General
It’s time to stop ignoring our crumbling housing code enforcement
Public health workers might be used to making seemingly boring concepts engaging to the public. How do we encourage everyone to get a flu shot this year? How can we make hand-washing exciting? But one topic doesn’t need to be gussied up to get folks on board: Housing code enforcement!
You might be laughing, but at Tuesday’s Annual Meeting session on “Home is Where Health Starts: Using Law to Address Housing Concerns,” discussions of how code enforcement can make homes and people healthier was riveting. I was riveted!
Here are the facts: Almost 6 percent of homes in the U.S. are inadequate for living. These dangerous dwellings are almost always inhabited by people with low incomes. Asthma, lead poisoning and falls pose serious risks to already vulnerable populations. And while “housing codes are the primary regulatory tool” for protecting people, they are widely believed to be failing, said session presenter Scott Burris, director of the Center for Public Health Law Research at Temple University.
Code enforcement has been an orphaned cause for decades because there’s no robust national effort to improve code enforcement, Burris said, and there has never been sustained efforts to define, test, refine and/or diffuse efficient and effective models for housing codes and enforcement.
But there could be — especially with the Network for Public Health Law’s “five essential public health law services framework.” Those services are access to evidence and expertise; expertise in designing legal solutions; building political will; implementing, enforcing and defending legal solutions; and policy surveillance and evaluation.
The public health community — lawyers, on-the-ground workers and advocates — is involved in every step of the framework, which proposes building “better health faster for all,” said Donna Levin, national director of the network, who presented the framework during the session. The framework, which was implemented in a pilot program funded by the Robert Wood Johnson Foundation, is designed to break down silos between disciplines. Lack of collaboration, Levin noted, has harmed progress on code enforcement for years, leaving key services missing in many areas.

▶ **GIVEN DATA**
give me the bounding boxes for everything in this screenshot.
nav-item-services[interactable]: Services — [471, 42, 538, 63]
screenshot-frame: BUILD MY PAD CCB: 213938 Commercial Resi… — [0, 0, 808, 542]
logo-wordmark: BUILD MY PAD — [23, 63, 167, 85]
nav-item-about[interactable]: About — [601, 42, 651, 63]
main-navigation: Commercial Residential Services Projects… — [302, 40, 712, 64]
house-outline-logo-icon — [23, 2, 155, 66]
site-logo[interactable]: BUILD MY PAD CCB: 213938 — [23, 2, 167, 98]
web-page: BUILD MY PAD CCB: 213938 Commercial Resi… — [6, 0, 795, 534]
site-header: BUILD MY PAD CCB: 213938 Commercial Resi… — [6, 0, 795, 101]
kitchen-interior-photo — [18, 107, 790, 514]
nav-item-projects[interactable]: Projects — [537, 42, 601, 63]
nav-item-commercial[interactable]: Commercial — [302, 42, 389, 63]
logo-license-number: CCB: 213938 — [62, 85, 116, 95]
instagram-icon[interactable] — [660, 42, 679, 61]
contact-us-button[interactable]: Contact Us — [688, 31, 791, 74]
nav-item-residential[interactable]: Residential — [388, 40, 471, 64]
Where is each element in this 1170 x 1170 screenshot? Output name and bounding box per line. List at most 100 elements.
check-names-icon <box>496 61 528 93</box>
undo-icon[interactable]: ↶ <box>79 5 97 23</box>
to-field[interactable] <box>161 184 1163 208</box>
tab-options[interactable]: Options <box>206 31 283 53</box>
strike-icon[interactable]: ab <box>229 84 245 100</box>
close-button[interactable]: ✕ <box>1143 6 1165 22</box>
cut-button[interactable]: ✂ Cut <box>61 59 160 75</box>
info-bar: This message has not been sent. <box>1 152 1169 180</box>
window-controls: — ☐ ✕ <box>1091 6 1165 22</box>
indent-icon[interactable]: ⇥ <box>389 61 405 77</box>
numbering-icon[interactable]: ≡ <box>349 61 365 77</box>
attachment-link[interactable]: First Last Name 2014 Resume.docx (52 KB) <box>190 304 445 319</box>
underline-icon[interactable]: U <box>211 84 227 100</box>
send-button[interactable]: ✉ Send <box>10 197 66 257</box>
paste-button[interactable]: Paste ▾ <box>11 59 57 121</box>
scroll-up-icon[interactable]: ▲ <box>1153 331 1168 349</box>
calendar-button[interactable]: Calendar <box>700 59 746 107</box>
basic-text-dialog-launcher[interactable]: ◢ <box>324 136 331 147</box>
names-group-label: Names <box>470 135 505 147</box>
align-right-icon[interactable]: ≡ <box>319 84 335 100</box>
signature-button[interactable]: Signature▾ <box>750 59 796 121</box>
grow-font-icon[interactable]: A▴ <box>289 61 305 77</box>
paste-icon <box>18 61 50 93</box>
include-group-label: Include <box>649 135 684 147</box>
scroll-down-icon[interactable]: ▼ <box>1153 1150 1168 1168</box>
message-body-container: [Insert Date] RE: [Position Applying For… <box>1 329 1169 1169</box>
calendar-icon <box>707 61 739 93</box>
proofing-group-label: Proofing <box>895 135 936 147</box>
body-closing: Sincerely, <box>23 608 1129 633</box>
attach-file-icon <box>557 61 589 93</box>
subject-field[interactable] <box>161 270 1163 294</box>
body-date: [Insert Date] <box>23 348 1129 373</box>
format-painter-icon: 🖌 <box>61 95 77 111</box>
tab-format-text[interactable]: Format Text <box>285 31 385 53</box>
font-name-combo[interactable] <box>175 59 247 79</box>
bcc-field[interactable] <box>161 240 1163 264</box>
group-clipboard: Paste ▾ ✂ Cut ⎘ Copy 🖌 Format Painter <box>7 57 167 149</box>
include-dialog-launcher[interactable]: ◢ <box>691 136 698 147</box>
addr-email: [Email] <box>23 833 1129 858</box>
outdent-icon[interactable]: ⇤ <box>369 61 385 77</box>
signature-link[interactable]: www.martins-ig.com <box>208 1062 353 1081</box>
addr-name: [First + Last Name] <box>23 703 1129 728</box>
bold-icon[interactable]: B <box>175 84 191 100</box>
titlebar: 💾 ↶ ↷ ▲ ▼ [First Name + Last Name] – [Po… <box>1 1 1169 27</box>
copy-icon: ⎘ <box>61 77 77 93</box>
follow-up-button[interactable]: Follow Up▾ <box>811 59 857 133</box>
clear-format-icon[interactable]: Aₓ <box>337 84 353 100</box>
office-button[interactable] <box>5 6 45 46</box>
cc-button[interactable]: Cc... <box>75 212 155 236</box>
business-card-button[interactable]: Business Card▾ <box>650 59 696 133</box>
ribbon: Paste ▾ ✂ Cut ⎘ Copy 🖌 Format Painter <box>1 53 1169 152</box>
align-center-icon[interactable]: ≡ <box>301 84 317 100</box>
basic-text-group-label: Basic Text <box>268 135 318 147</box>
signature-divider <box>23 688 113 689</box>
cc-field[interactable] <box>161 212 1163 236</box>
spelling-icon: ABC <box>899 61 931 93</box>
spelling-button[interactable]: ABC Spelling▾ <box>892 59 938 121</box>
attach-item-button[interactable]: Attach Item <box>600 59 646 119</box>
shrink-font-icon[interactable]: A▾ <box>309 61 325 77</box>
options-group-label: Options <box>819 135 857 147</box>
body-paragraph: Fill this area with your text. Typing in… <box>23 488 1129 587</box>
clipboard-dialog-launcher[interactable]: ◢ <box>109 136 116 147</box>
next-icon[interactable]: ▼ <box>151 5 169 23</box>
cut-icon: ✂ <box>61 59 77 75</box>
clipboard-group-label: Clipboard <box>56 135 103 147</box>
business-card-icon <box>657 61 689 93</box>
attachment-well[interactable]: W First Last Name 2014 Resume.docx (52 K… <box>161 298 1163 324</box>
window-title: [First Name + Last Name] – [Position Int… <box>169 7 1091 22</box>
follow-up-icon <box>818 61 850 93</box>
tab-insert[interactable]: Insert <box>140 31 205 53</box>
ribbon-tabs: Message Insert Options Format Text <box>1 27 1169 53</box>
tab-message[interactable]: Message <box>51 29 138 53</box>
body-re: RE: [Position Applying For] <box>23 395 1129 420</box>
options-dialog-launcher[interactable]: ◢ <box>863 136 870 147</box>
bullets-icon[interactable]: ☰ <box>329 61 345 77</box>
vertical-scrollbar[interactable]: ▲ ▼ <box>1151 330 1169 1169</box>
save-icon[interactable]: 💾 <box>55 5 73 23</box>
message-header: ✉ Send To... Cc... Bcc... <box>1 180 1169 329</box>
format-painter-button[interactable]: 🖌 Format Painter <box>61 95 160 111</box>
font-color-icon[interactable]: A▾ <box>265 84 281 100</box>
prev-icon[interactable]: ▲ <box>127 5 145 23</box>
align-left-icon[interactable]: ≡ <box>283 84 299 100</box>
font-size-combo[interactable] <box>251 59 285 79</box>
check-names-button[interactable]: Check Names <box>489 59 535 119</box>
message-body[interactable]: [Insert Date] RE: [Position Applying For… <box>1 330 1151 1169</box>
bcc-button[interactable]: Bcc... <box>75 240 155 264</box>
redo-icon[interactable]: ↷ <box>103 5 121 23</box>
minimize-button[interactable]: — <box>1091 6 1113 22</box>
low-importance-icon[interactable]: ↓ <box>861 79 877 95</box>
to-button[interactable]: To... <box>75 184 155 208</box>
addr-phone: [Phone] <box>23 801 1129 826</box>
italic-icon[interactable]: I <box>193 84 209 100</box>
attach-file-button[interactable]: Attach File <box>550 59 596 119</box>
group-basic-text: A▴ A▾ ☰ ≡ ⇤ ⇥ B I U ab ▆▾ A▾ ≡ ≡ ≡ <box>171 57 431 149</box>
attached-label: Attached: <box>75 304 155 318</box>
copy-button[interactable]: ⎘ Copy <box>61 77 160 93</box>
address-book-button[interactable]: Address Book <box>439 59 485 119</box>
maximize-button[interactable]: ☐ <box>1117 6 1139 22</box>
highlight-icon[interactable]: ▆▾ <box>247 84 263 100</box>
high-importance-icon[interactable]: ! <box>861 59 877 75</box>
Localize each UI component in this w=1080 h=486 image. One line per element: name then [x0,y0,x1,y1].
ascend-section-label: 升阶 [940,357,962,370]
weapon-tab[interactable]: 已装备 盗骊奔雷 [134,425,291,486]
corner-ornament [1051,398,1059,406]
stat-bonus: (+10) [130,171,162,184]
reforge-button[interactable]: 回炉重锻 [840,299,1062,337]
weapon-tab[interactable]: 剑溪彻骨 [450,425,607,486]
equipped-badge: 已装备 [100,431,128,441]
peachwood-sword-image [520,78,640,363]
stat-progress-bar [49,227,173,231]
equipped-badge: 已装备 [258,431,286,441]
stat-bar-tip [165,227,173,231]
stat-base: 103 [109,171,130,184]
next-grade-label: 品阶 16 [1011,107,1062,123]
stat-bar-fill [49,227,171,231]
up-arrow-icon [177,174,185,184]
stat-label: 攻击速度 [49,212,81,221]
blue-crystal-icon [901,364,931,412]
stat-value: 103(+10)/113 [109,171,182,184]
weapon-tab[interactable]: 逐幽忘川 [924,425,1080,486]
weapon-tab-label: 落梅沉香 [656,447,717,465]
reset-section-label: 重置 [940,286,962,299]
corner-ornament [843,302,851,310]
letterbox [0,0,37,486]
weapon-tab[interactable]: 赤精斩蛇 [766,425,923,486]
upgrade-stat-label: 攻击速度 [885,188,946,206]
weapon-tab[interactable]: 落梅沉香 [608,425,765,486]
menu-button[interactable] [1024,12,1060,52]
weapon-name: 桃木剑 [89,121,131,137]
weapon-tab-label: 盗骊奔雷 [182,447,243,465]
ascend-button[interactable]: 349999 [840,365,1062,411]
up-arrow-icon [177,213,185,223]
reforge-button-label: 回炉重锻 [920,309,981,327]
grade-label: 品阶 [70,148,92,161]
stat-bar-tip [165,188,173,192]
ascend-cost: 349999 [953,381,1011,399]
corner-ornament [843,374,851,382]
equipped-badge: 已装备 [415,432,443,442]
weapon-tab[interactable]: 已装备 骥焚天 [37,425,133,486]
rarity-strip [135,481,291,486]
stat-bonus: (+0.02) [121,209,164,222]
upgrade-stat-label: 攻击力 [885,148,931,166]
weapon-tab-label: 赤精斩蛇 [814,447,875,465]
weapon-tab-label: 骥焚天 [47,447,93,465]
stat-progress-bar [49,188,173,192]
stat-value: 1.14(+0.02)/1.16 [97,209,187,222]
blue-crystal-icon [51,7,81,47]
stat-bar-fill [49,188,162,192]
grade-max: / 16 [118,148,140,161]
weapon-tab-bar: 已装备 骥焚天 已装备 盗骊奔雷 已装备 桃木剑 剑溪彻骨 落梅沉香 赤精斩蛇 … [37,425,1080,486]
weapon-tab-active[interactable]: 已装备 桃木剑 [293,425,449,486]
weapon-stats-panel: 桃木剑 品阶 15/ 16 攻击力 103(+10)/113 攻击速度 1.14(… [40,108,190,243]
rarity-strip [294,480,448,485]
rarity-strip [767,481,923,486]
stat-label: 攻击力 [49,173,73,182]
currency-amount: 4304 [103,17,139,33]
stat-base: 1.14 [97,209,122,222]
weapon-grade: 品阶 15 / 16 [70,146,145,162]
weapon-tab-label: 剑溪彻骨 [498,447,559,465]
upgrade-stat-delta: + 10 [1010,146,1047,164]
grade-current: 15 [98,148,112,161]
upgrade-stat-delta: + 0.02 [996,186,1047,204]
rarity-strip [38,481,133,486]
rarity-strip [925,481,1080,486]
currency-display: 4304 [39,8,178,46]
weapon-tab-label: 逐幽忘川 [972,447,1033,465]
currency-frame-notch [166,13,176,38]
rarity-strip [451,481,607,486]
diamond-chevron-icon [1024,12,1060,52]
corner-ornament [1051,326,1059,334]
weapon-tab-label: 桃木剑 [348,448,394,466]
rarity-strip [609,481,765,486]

▶ **EXERCISES TO COMPLETE**
a. From the housing code enforcement article, return the passage from "Code enforcement has" to "codes and enforcement." word for word.
b. Turn the paragraph of the housing code enforcement article that begins "Here are the facts" into a short bulleted list that keeps its main facts.

▶ **TASK RESULTS**
a.
Code enforcement has been an orphaned cause for decades because there’s no robust national effort to improve code enforcement, Burris said, and there has never been sustained efforts to define, test, refine and/or diffuse efficient and effective models for housing codes and enforcement.

b.
- Almost 6 percent of U.S. homes are inadequate for living.
- People with low incomes almost always live in these dangerous dwellings.
- Asthma, lead poisoning and falls pose serious risks to these already vulnerable populations.
- Housing codes are the primary regulatory tool for protecting people, but they are widely believed to be failing, according to Scott Burris, director of the Center for Public Health Law Research at Temple University.